• _DIRECTIONS FOR THIS TASK_
Extract every record, exactly as written, and ignore the pictures.

• _INFORMATION SUPPLIED_
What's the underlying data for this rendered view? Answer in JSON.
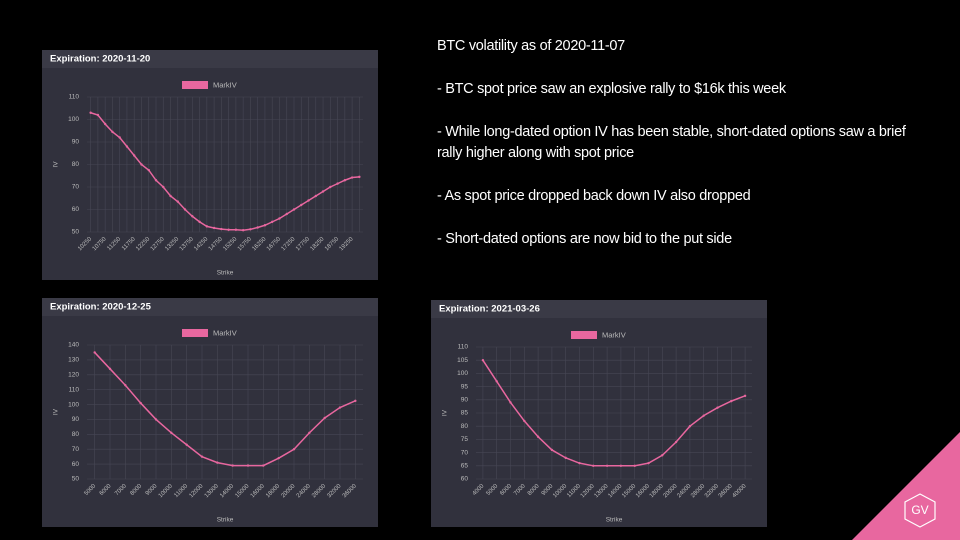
{
  "slide": {
    "title": "BTC volatility as of 2020-11-07",
    "bullets": [
      "- BTC spot price saw an explosive rally to $16k this week",
      "- While long-dated option IV has been stable, short-dated options saw a brief rally higher along with spot price",
      "- As spot price dropped back down IV also dropped",
      "- Short-dated options are now bid to the put side"
    ],
    "logo": "GV"
  },
  "chart_data": [
    {
      "type": "line",
      "title": "Expiration: 2020-11-20",
      "x_label": "Strike",
      "y_label": "IV",
      "categories": [
        "10250",
        null,
        "10750",
        null,
        "11250",
        null,
        "11750",
        null,
        "12250",
        null,
        "12750",
        null,
        "13250",
        null,
        "13750",
        null,
        "14250",
        null,
        "14750",
        null,
        "15250",
        null,
        "15750",
        null,
        "16250",
        null,
        "16750",
        null,
        "17250",
        null,
        "17750",
        null,
        "18250",
        null,
        "18750",
        null,
        "19250",
        null
      ],
      "series": [
        {
          "name": "MarkIV",
          "color": "#e8679f",
          "values": [
            103,
            102,
            98,
            94.5,
            92,
            88,
            84,
            80,
            77.5,
            73,
            70,
            66,
            63.5,
            60,
            57,
            54.5,
            52.5,
            51.8,
            51.3,
            51,
            51,
            50.8,
            51.2,
            52,
            53,
            54.5,
            56,
            58,
            60,
            62,
            64,
            66,
            68,
            70,
            71.5,
            73,
            74.2,
            74.5
          ]
        }
      ],
      "ylim": [
        50,
        110
      ],
      "yticks": [
        50,
        60,
        70,
        80,
        90,
        100,
        110
      ],
      "grid": true
    },
    {
      "type": "line",
      "title": "Expiration: 2020-12-25",
      "x_label": "Strike",
      "y_label": "IV",
      "categories": [
        "5000",
        "6000",
        "7000",
        "8000",
        "9000",
        "10000",
        "11000",
        "12000",
        "13000",
        "14000",
        "15000",
        "16000",
        "18000",
        "20000",
        "24000",
        "28000",
        "32000",
        "36000"
      ],
      "series": [
        {
          "name": "MarkIV",
          "color": "#e8679f",
          "values": [
            135,
            124,
            113,
            101,
            90,
            81,
            73,
            65,
            61,
            59,
            59,
            59,
            64,
            70,
            81,
            91,
            98,
            102.5
          ]
        }
      ],
      "ylim": [
        50,
        140
      ],
      "yticks": [
        50,
        60,
        70,
        80,
        90,
        100,
        110,
        120,
        130,
        140
      ],
      "grid": true
    },
    {
      "type": "line",
      "title": "Expiration: 2021-03-26",
      "x_label": "Strike",
      "y_label": "IV",
      "categories": [
        "4000",
        "5000",
        "6000",
        "7000",
        "8000",
        "9000",
        "10000",
        "11000",
        "12000",
        "13000",
        "14000",
        "15000",
        "16000",
        "18000",
        "20000",
        "24000",
        "28000",
        "32000",
        "36000",
        "40000"
      ],
      "series": [
        {
          "name": "MarkIV",
          "color": "#e8679f",
          "values": [
            105,
            97,
            89,
            82,
            76,
            71,
            68,
            66,
            65,
            65,
            65,
            65,
            66,
            69,
            74,
            80,
            84,
            87,
            89.5,
            91.5
          ]
        }
      ],
      "ylim": [
        60,
        110
      ],
      "yticks": [
        60,
        65,
        70,
        75,
        80,
        85,
        90,
        95,
        100,
        105,
        110
      ],
      "grid": true
    }
  ]
}
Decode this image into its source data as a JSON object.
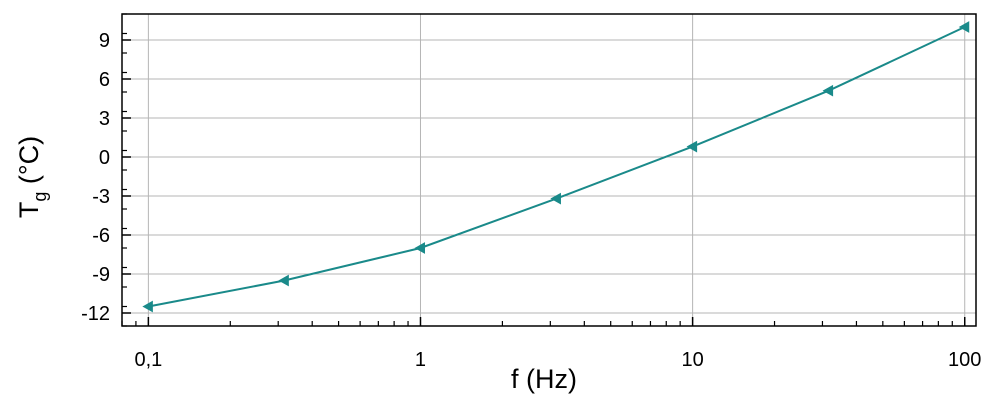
{
  "chart_data": {
    "type": "line",
    "xscale": "log",
    "xlim": [
      0.08,
      110
    ],
    "ylim": [
      -13,
      11
    ],
    "grid": true,
    "color": "#1a8a8a",
    "marker": "left-triangle",
    "xlabel": "f (Hz)",
    "ylabel": {
      "main": "T",
      "sub": "g",
      "suffix": " (°C)"
    },
    "x_ticks": [
      {
        "value": 0.1,
        "label": "0,1"
      },
      {
        "value": 1,
        "label": "1"
      },
      {
        "value": 10,
        "label": "10"
      },
      {
        "value": 100,
        "label": "100"
      }
    ],
    "y_ticks": [
      {
        "value": 9,
        "label": "9"
      },
      {
        "value": 6,
        "label": "6"
      },
      {
        "value": 3,
        "label": "3"
      },
      {
        "value": 0,
        "label": "0"
      },
      {
        "value": -3,
        "label": "-3"
      },
      {
        "value": -6,
        "label": "-6"
      },
      {
        "value": -9,
        "label": "-9"
      },
      {
        "value": -12,
        "label": "-12"
      }
    ],
    "series": [
      {
        "x": [
          0.1,
          0.316,
          1,
          3.16,
          10,
          31.6,
          100
        ],
        "y": [
          -11.5,
          -9.5,
          -7.0,
          -3.2,
          0.8,
          5.1,
          10.0
        ]
      }
    ]
  }
}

• _FINAL RESULT_
What's the underlying data for this rendered view? Answer in JSON.
{
  "slide": {
    "title": "BTC volatility as of 2020-11-07",
    "bullets": [
      "- BTC spot price saw an explosive rally to $16k this week",
      "- While long-dated option IV has been stable, short-dated options saw a brief rally higher along with spot price",
      "- As spot price dropped back down IV also dropped",
      "- Short-dated options are now bid to the put side"
    ],
    "logo": "GV"
  },
  "chart_data": [
    {
      "type": "line",
      "title": "Expiration: 2020-11-20",
      "x_label": "Strike",
      "y_label": "IV",
      "categories": [
        "10250",
        null,
        "10750",
        null,
        "11250",
        null,
        "11750",
        null,
        "12250",
        null,
        "12750",
        null,
        "13250",
        null,
        "13750",
        null,
        "14250",
        null,
        "14750",
        null,
        "15250",
        null,
        "15750",
        null,
        "16250",
        null,
        "16750",
        null,
        "17250",
        null,
        "17750",
        null,
        "18250",
        null,
        "18750",
        null,
        "19250",
        null
      ],
      "series": [
        {
          "name": "MarkIV",
          "color": "#e8679f",
          "values": [
            103,
            102,
            98,
            94.5,
            92,
            88,
            84,
            80,
            77.5,
            73,
            70,
            66,
            63.5,
            60,
            57,
            54.5,
            52.5,
            51.8,
            51.3,
            51,
            51,
            50.8,
            51.2,
            52,
            53,
            54.5,
            56,
            58,
            60,
            62,
            64,
            66,
            68,
            70,
            71.5,
            73,
            74.2,
            74.5
          ]
        }
      ],
      "ylim": [
        50,
        110
      ],
      "yticks": [
        50,
        60,
        70,
        80,
        90,
        100,
        110
      ],
      "grid": true
    },
    {
      "type": "line",
      "title": "Expiration: 2020-12-25",
      "x_label": "Strike",
      "y_label": "IV",
      "categories": [
        "5000",
        "6000",
        "7000",
        "8000",
        "9000",
        "10000",
        "11000",
        "12000",
        "13000",
        "14000",
        "15000",
        "16000",
        "18000",
        "20000",
        "24000",
        "28000",
        "32000",
        "36000"
      ],
      "series": [
        {
          "name": "MarkIV",
          "color": "#e8679f",
          "values": [
            135,
            124,
            113,
            101,
            90,
            81,
            73,
            65,
            61,
            59,
            59,
            59,
            64,
            70,
            81,
            91,
            98,
            102.5
          ]
        }
      ],
      "ylim": [
        50,
        140
      ],
      "yticks": [
        50,
        60,
        70,
        80,
        90,
        100,
        110,
        120,
        130,
        140
      ],
      "grid": true
    },
    {
      "type": "line",
      "title": "Expiration: 2021-03-26",
      "x_label": "Strike",
      "y_label": "IV",
      "categories": [
        "4000",
        "5000",
        "6000",
        "7000",
        "8000",
        "9000",
        "10000",
        "11000",
        "12000",
        "13000",
        "14000",
        "15000",
        "16000",
        "18000",
        "20000",
        "24000",
        "28000",
        "32000",
        "36000",
        "40000"
      ],
      "series": [
        {
          "name": "MarkIV",
          "color": "#e8679f",
          "values": [
            105,
            97,
            89,
            82,
            76,
            71,
            68,
            66,
            65,
            65,
            65,
            65,
            66,
            69,
            74,
            80,
            84,
            87,
            89.5,
            91.5
          ]
        }
      ],
      "ylim": [
        60,
        110
      ],
      "yticks": [
        60,
        65,
        70,
        75,
        80,
        85,
        90,
        95,
        100,
        105,
        110
      ],
      "grid": true
    }
  ]
}
Decode this image into its source data as a JSON object.
{
  "chart_data": {
    "type": "line",
    "xscale": "log",
    "xlim": [
      0.08,
      110
    ],
    "ylim": [
      -13,
      11
    ],
    "grid": true,
    "color": "#1a8a8a",
    "marker": "left-triangle",
    "xlabel": "f (Hz)",
    "ylabel": {
      "main": "T",
      "sub": "g",
      "suffix": " (°C)"
    },
    "x_ticks": [
      {
        "value": 0.1,
        "label": "0,1"
      },
      {
        "value": 1,
        "label": "1"
      },
      {
        "value": 10,
        "label": "10"
      },
      {
        "value": 100,
        "label": "100"
      }
    ],
    "y_ticks": [
      {
        "value": 9,
        "label": "9"
      },
      {
        "value": 6,
        "label": "6"
      },
      {
        "value": 3,
        "label": "3"
      },
      {
        "value": 0,
        "label": "0"
      },
      {
        "value": -3,
        "label": "-3"
      },
      {
        "value": -6,
        "label": "-6"
      },
      {
        "value": -9,
        "label": "-9"
      },
      {
        "value": -12,
        "label": "-12"
      }
    ],
    "series": [
      {
        "x": [
          0.1,
          0.316,
          1,
          3.16,
          10,
          31.6,
          100
        ],
        "y": [
          -11.5,
          -9.5,
          -7.0,
          -3.2,
          0.8,
          5.1,
          10.0
        ]
      }
    ]
  }
}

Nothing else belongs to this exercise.